■ PROBLEM DESCRIPTION ■
Return every line below in which "средство" appears.

━━━━━━━━━━

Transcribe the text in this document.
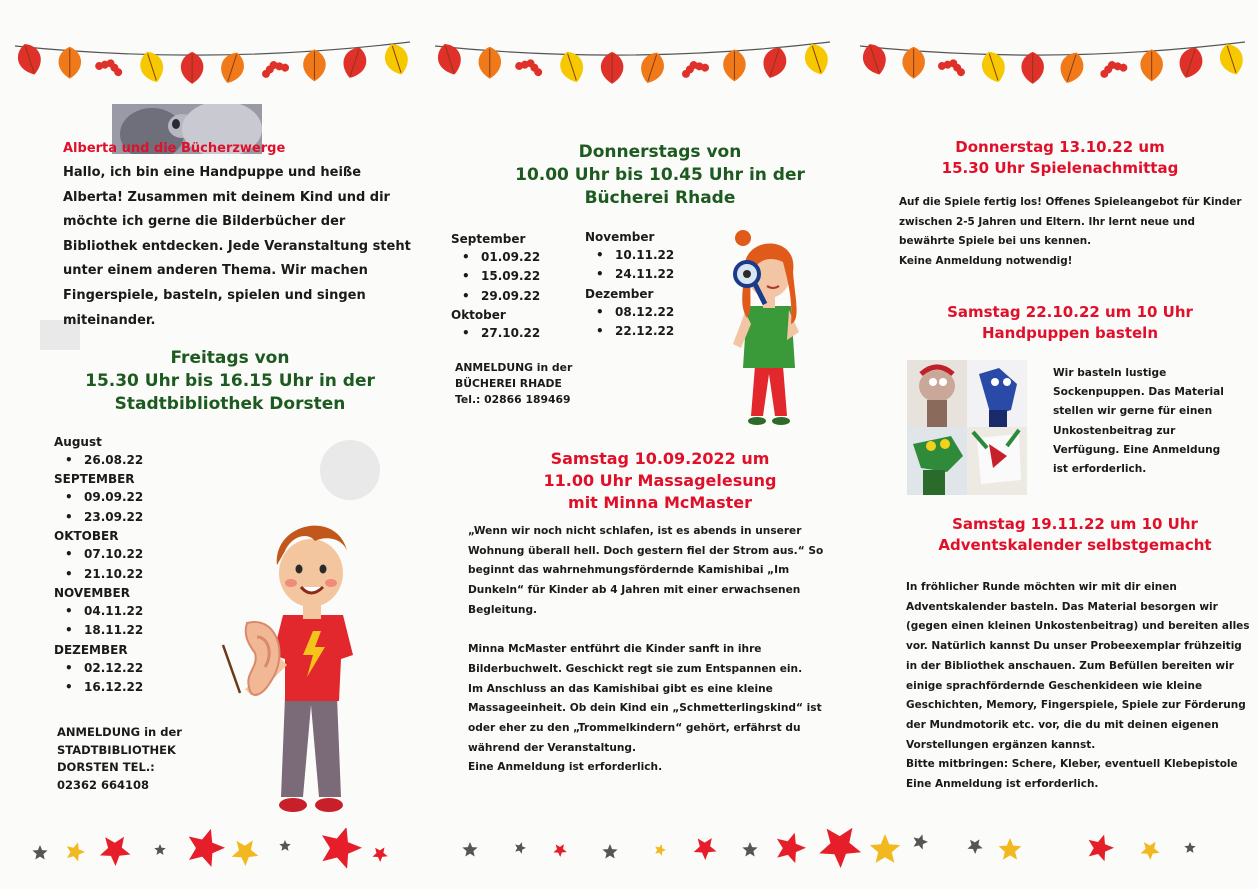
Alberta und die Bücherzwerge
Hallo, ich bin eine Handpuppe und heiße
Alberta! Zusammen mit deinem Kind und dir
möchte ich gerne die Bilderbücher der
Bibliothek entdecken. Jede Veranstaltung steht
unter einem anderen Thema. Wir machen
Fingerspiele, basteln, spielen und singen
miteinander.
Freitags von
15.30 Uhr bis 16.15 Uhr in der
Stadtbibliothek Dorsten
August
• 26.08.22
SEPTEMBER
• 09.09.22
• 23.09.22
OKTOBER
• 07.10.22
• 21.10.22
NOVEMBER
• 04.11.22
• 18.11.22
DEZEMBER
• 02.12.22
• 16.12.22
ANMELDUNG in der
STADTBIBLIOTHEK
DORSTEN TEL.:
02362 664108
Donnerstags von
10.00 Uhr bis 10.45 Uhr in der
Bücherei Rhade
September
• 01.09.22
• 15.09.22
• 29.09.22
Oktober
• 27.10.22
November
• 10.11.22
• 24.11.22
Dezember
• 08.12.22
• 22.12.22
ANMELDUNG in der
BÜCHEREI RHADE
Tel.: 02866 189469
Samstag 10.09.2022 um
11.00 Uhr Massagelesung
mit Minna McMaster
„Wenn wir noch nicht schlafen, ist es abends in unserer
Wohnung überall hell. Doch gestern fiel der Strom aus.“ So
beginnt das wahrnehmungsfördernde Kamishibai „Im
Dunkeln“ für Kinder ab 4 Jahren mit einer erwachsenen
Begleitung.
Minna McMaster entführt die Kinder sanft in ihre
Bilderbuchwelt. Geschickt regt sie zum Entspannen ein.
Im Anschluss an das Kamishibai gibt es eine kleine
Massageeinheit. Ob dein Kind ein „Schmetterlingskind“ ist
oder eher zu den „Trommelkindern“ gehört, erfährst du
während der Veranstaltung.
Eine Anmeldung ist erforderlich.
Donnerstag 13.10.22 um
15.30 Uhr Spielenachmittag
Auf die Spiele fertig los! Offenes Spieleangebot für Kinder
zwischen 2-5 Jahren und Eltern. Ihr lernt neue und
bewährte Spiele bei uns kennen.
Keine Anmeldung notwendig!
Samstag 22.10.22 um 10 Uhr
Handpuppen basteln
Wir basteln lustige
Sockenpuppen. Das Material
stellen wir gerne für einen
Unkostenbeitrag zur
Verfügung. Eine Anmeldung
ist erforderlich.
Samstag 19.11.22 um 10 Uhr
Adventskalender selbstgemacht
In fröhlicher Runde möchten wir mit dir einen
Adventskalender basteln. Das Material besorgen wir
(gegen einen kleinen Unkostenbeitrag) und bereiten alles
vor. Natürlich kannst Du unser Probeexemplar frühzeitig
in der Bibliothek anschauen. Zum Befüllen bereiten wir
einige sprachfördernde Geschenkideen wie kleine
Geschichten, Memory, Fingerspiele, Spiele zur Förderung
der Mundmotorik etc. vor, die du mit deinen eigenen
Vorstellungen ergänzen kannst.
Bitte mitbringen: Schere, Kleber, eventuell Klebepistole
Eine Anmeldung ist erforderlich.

━━━━━━━━━━

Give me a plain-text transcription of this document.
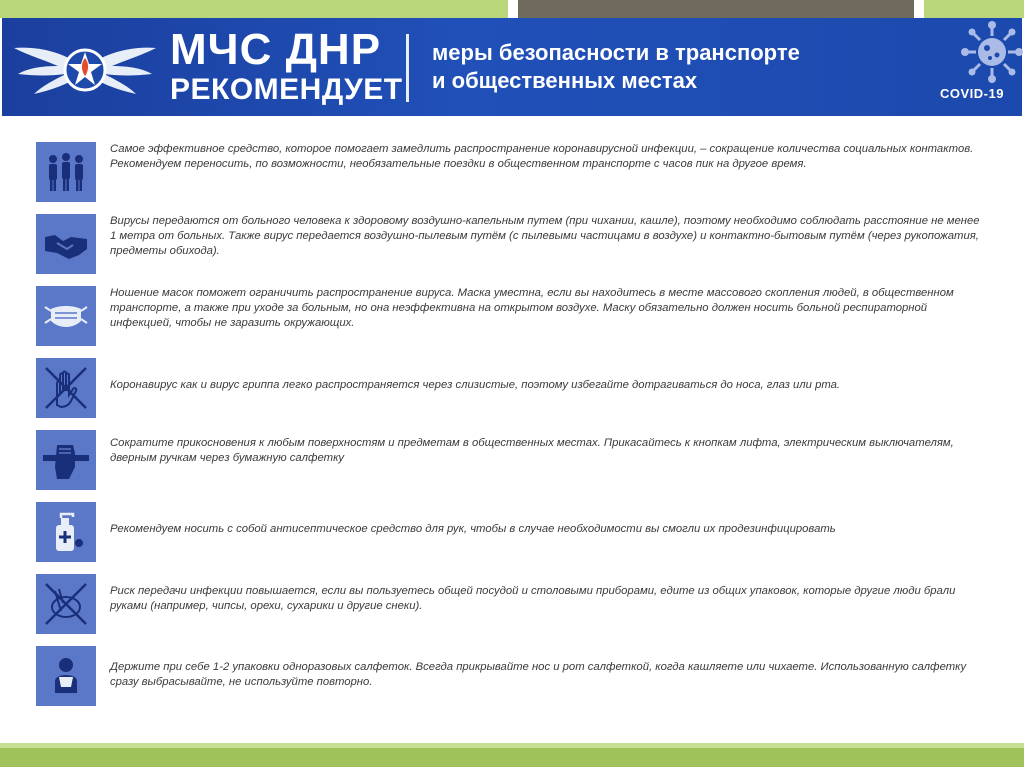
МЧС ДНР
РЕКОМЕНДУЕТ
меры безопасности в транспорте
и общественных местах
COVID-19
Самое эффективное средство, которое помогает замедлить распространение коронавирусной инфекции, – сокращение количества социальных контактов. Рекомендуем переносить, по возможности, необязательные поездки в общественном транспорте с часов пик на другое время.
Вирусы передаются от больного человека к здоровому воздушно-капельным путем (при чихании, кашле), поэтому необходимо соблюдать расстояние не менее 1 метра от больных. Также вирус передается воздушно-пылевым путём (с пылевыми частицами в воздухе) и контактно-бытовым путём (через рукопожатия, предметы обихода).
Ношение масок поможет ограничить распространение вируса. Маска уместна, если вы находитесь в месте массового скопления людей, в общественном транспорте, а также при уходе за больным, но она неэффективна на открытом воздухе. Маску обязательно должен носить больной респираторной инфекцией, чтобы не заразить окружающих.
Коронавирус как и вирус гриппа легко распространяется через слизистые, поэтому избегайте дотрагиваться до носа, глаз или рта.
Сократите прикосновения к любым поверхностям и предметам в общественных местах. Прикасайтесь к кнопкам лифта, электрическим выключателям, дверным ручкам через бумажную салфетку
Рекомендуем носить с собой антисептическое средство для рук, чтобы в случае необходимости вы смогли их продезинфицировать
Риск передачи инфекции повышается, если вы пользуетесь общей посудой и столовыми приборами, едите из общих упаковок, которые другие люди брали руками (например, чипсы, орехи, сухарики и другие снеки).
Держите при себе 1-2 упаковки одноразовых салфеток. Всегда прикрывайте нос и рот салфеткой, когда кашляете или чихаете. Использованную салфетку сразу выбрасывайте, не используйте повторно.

━━━━━━━━━━

■ TASK OUTPUT ■
Самое эффективное средство, которое помогает замедлить распространение коронавирусной инфекции, – сокращение количества социальных контактов. Рекомендуем переносить, по возможности, необязательные поездки в общественном транспорте с часов пик на другое время.
Рекомендуем носить с собой антисептическое средство для рук, чтобы в случае необходимости вы смогли их продезинфицировать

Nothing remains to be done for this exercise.